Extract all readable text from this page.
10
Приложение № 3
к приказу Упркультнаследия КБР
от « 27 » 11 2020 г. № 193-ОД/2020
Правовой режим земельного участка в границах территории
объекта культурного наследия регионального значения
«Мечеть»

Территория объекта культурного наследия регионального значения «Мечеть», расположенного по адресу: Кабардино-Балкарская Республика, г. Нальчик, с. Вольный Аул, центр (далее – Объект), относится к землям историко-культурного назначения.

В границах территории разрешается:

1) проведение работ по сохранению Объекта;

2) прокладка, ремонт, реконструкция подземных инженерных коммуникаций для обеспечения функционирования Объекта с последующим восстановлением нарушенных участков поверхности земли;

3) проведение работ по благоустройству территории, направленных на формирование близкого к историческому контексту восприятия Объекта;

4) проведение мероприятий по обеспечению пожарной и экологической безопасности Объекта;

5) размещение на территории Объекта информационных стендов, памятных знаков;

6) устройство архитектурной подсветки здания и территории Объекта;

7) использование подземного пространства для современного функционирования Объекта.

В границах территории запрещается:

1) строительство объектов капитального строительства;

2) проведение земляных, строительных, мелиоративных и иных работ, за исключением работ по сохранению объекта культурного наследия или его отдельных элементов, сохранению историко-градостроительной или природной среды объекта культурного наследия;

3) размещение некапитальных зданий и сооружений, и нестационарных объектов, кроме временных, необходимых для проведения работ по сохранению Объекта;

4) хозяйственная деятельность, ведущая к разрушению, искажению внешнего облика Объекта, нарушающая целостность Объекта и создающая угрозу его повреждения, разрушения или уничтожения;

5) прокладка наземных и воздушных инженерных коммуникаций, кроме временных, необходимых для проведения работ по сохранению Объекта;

**Directions for this task:** Find the word "историко" in the data and copy out each line where it turns up.

**Full solution:**
Территория объекта культурного наследия регионального значения «Мечеть», расположенного по адресу: Кабардино-Балкарская Республика, г. Нальчик, с. Вольный Аул, центр (далее – Объект), относится к землям историко-культурного назначения.
2) проведение земляных, строительных, мелиоративных и иных работ, за исключением работ по сохранению объекта культурного наследия или его отдельных элементов, сохранению историко-градостроительной или природной среды объекта культурного наследия;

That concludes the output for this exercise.